— Requirement —
Below are the records. Count the lines containing the string "Ciudad", and reply with the number alone.

Data listing:
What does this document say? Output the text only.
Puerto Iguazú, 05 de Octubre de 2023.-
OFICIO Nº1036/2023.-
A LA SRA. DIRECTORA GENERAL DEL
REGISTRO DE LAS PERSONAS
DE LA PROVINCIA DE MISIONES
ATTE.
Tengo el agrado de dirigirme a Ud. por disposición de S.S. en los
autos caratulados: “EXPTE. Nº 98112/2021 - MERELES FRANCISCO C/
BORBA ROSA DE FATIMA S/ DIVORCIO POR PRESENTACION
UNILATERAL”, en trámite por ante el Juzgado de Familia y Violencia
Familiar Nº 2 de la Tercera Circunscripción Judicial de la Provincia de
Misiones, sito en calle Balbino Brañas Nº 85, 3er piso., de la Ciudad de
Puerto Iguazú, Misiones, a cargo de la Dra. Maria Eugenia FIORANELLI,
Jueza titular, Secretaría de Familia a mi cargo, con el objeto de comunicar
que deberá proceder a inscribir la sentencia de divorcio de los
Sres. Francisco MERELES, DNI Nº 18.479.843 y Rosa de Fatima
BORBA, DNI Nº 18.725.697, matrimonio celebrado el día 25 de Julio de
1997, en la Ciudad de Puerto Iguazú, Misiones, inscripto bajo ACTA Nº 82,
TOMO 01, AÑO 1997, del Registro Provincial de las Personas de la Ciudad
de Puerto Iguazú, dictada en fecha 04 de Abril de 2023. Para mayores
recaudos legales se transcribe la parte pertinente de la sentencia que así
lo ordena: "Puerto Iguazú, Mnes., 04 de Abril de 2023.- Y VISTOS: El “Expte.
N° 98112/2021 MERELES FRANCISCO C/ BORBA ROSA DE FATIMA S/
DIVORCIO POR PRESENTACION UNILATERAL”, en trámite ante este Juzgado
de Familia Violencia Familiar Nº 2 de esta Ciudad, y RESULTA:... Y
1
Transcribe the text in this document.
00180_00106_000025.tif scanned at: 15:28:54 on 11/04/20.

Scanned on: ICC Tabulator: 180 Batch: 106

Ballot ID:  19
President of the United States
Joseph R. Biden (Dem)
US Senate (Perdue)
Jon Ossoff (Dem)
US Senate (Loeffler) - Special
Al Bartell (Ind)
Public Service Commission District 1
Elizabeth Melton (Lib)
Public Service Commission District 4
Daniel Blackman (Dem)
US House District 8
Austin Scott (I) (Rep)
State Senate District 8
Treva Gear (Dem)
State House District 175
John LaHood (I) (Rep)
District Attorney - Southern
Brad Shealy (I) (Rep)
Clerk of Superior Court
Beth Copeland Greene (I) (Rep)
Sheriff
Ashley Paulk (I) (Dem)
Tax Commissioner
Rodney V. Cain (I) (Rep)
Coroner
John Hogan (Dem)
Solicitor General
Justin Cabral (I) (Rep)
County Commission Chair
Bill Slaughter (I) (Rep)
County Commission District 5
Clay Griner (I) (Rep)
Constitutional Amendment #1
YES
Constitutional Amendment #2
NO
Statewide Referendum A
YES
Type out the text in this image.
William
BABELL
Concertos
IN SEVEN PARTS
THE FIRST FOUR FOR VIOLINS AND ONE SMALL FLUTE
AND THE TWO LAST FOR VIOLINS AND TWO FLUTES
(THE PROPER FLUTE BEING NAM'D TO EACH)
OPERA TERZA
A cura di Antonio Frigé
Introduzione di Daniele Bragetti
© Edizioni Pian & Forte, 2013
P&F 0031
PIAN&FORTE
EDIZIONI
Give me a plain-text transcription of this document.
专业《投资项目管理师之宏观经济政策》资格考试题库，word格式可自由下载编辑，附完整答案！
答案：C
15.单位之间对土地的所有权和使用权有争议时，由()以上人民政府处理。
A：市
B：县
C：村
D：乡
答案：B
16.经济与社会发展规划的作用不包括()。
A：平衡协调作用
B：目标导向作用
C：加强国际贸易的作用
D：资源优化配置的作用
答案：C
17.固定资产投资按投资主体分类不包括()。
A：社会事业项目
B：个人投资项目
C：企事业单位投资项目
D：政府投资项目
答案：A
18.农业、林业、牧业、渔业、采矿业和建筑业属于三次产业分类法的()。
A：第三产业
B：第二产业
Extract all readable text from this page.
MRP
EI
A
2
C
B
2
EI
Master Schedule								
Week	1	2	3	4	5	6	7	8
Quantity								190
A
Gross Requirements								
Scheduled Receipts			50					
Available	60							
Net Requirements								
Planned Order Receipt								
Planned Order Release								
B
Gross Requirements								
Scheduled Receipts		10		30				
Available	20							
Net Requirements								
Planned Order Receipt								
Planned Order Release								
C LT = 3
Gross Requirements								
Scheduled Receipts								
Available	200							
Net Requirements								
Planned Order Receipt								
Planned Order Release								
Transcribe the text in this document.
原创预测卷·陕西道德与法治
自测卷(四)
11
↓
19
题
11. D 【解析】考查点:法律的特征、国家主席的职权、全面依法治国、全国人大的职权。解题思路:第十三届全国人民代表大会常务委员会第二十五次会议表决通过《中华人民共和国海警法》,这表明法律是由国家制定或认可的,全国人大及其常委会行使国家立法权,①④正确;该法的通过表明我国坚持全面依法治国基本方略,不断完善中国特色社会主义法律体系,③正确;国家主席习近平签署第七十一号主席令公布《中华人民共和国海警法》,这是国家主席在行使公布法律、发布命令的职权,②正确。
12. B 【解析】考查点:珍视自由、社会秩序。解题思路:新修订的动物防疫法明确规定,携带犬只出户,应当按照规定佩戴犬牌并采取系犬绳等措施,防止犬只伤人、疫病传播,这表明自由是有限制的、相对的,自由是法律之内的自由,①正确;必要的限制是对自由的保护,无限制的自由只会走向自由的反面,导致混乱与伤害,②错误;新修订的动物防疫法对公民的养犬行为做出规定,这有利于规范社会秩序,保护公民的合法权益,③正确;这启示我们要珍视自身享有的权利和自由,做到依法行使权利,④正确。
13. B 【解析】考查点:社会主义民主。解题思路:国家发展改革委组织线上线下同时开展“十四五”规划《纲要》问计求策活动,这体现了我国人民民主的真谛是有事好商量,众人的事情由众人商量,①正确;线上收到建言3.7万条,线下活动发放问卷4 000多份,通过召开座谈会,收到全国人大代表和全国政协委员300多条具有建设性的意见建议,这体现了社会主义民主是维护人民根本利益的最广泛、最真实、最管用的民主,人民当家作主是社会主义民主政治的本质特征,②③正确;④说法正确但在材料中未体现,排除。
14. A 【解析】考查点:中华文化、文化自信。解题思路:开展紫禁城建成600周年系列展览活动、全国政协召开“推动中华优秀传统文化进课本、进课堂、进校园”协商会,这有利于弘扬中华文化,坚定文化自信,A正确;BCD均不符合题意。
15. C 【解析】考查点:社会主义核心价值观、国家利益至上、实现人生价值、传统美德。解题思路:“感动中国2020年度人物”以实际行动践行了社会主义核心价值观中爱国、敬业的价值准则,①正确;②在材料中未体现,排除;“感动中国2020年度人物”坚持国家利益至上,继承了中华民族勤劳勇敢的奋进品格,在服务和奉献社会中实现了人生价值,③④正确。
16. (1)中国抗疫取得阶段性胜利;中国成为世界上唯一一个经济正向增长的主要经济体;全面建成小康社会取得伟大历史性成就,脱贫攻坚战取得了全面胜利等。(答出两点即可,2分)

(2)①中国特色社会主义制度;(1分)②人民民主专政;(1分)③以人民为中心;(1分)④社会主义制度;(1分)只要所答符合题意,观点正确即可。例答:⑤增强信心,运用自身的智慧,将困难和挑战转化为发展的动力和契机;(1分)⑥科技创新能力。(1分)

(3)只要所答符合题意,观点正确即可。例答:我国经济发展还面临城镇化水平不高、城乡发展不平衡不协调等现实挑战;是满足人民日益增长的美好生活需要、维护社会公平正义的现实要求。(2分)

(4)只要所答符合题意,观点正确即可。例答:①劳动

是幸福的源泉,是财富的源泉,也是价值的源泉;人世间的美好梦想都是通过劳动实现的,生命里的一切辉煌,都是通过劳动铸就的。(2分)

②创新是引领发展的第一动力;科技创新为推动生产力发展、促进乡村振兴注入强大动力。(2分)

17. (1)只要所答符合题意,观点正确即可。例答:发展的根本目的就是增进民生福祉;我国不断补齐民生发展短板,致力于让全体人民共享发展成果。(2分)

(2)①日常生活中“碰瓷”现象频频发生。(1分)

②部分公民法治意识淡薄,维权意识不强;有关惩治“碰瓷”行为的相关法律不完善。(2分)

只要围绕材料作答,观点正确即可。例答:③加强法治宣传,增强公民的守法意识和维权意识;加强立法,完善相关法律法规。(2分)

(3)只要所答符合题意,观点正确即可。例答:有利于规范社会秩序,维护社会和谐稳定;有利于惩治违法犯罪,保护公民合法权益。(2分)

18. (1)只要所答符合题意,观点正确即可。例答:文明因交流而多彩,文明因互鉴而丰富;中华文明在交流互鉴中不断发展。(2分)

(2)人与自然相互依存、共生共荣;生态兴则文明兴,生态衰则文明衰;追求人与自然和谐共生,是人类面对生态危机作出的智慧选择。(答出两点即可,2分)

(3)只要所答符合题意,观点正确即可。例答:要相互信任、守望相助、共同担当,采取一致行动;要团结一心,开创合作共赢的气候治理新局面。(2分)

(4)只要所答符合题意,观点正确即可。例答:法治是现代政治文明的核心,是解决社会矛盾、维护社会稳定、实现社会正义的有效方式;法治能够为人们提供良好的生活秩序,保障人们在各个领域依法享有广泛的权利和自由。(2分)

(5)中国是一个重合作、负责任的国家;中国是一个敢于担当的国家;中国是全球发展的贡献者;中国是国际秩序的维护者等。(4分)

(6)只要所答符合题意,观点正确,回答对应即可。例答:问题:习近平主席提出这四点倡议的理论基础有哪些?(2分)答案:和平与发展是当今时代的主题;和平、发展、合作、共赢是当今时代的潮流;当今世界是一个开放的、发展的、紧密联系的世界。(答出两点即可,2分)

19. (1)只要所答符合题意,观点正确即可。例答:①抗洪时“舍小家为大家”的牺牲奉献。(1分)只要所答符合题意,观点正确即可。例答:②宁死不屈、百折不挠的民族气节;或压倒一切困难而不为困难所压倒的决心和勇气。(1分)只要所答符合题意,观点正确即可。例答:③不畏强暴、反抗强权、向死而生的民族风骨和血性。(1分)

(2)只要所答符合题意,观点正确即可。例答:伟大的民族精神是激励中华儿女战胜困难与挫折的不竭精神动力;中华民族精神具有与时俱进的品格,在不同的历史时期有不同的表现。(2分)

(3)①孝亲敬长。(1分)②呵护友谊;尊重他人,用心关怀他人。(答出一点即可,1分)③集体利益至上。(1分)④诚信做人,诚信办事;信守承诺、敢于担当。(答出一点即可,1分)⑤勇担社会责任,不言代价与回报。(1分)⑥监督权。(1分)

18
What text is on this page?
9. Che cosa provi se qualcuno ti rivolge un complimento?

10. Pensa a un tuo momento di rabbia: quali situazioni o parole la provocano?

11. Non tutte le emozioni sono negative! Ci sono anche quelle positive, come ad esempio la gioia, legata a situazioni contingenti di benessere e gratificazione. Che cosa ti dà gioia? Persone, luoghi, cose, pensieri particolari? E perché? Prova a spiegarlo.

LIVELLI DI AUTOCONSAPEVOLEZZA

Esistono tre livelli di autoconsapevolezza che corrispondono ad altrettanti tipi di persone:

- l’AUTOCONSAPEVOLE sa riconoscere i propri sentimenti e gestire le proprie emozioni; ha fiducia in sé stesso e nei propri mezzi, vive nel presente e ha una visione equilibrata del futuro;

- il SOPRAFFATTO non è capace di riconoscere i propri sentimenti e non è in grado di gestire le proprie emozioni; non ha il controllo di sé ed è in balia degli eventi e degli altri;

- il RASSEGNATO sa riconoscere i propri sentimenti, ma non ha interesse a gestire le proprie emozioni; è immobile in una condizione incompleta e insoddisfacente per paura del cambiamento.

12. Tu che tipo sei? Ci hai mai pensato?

— Written answer —
4